** TASK DIRECTIONS **
Give the listing again exactly, omitting its images.

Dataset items

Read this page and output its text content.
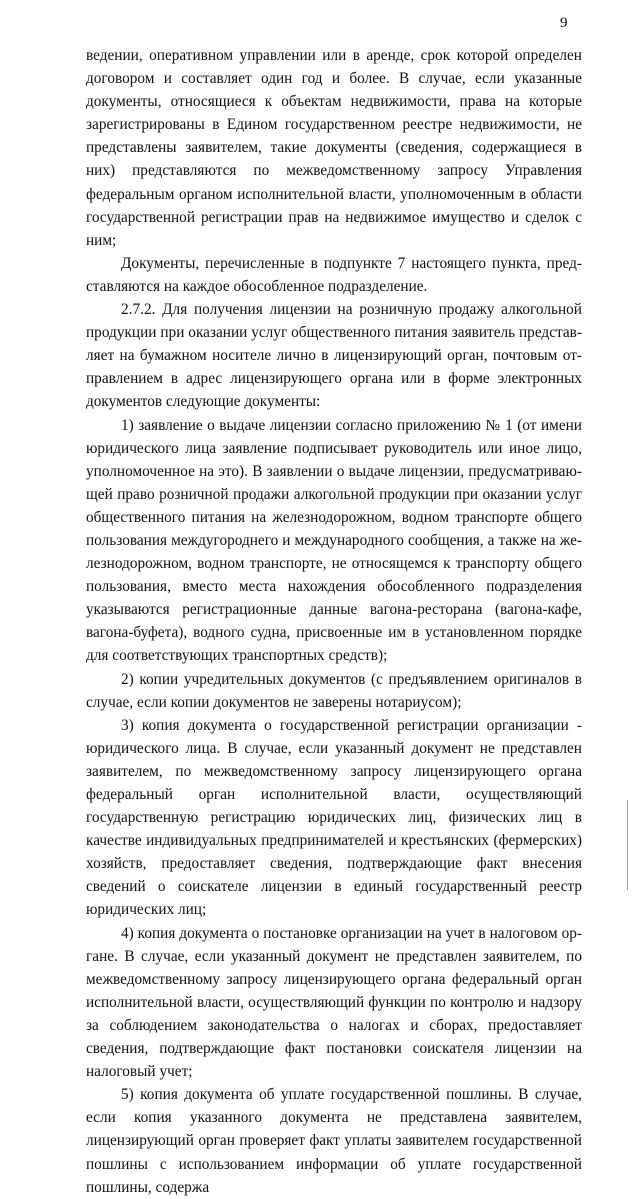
9

ведении, оперативном управлении или в аренде, срок которой определен договором и составляет один год и более. В случае, если указанные документы, относящиеся к объектам недвижимости, права на которые зарегистрированы в Едином государственном реестре недвижимости, не представлены заявителем, такие документы (сведения, содержащиеся в них) представляются по межведомственному запросу Управления федеральным органом исполнительной власти, уполномоченным в области государственной регистрации прав на недвижимое имущество и сделок с ним;

Документы, перечисленные в подпункте 7 настоящего пункта, представляются на каждое обособленное подразделение.

2.7.2. Для получения лицензии на розничную продажу алкогольной продукции при оказании услуг общественного питания заявитель представляет на бумажном носителе лично в лицензирующий орган, почтовым отправлением в адрес лицензирующего органа или в форме электронных документов следующие документы:

1) заявление о выдаче лицензии согласно приложению № 1 (от имени юридического лица заявление подписывает руководитель или иное лицо, уполномоченное на это). В заявлении о выдаче лицензии, предусматривающей право розничной продажи алкогольной продукции при оказании услуг общественного питания на железнодорожном, водном транспорте общего пользования междугороднего и международного сообщения, а также на железнодорожном, водном транспорте, не относящемся к транспорту общего пользования, вместо места нахождения обособленного подразделения указываются регистрационные данные вагона-ресторана (вагона-кафе, вагона-буфета), водного судна, присвоенные им в установленном порядке для соответствующих транспортных средств);

2) копии учредительных документов (с предъявлением оригиналов в случае, если копии документов не заверены нотариусом);

3) копия документа о государственной регистрации организации - юридического лица. В случае, если указанный документ не представлен заявителем, по межведомственному запросу лицензирующего органа федеральный орган исполнительной власти, осуществляющий государственную регистрацию юридических лиц, физических лиц в качестве индивидуальных предпринимателей и крестьянских (фермерских) хозяйств, предоставляет сведения, подтверждающие факт внесения сведений о соискателе лицензии в единый государственный реестр юридических лиц;

4) копия документа о постановке организации на учет в налоговом органе. В случае, если указанный документ не представлен заявителем, по межведомственному запросу лицензирующего органа федеральный орган исполнительной власти, осуществляющий функции по контролю и надзору за соблюдением законодательства о налогах и сборах, предоставляет сведения, подтверждающие факт постановки соискателя лицензии на налоговый учет;

5) копия документа об уплате государственной пошлины. В случае, если копия указанного документа не представлена заявителем, лицензирующий орган проверяет факт уплаты заявителем государственной пошлины с использованием информации об уплате государственной пошлины, содержа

** ANSWER TO THE TASK **
Read this page and output its text content.
9

ведении, оперативном управлении или в аренде, срок которой определен договором и составляет один год и более. В случае, если указанные документы, относящиеся к объектам недвижимости, права на которые зарегистрированы в Едином государственном реестре недвижимости, не представлены заявителем, такие документы (сведения, содержащиеся в них) представляются по межведомственному запросу Управления федеральным органом исполнительной власти, уполномоченным в области государственной регистрации прав на недвижимое имущество и сделок с ним;

Документы, перечисленные в подпункте 7 настоящего пункта, представляются на каждое обособленное подразделение.

2.7.2. Для получения лицензии на розничную продажу алкогольной продукции при оказании услуг общественного питания заявитель представляет на бумажном носителе лично в лицензирующий орган, почтовым отправлением в адрес лицензирующего органа или в форме электронных документов следующие документы:

1) заявление о выдаче лицензии согласно приложению № 1 (от имени юридического лица заявление подписывает руководитель или иное лицо, уполномоченное на это). В заявлении о выдаче лицензии, предусматривающей право розничной продажи алкогольной продукции при оказании услуг общественного питания на железнодорожном, водном транспорте общего пользования междугороднего и международного сообщения, а также на железнодорожном, водном транспорте, не относящемся к транспорту общего пользования, вместо места нахождения обособленного подразделения указываются регистрационные данные вагона-ресторана (вагона-кафе, вагона-буфета), водного судна, присвоенные им в установленном порядке для соответствующих транспортных средств);

2) копии учредительных документов (с предъявлением оригиналов в случае, если копии документов не заверены нотариусом);

3) копия документа о государственной регистрации организации - юридического лица. В случае, если указанный документ не представлен заявителем, по межведомственному запросу лицензирующего органа федеральный орган исполнительной власти, осуществляющий государственную регистрацию юридических лиц, физических лиц в качестве индивидуальных предпринимателей и крестьянских (фермерских) хозяйств, предоставляет сведения, подтверждающие факт внесения сведений о соискателе лицензии в единый государственный реестр юридических лиц;

4) копия документа о постановке организации на учет в налоговом органе. В случае, если указанный документ не представлен заявителем, по межведомственному запросу лицензирующего органа федеральный орган исполнительной власти, осуществляющий функции по контролю и надзору за соблюдением законодательства о налогах и сборах, предоставляет сведения, подтверждающие факт постановки соискателя лицензии на налоговый учет;

5) копия документа об уплате государственной пошлины. В случае, если копия указанного документа не представлена заявителем, лицензирующий орган проверяет факт уплаты заявителем государственной пошлины с использованием информации об уплате государственной пошлины, содержа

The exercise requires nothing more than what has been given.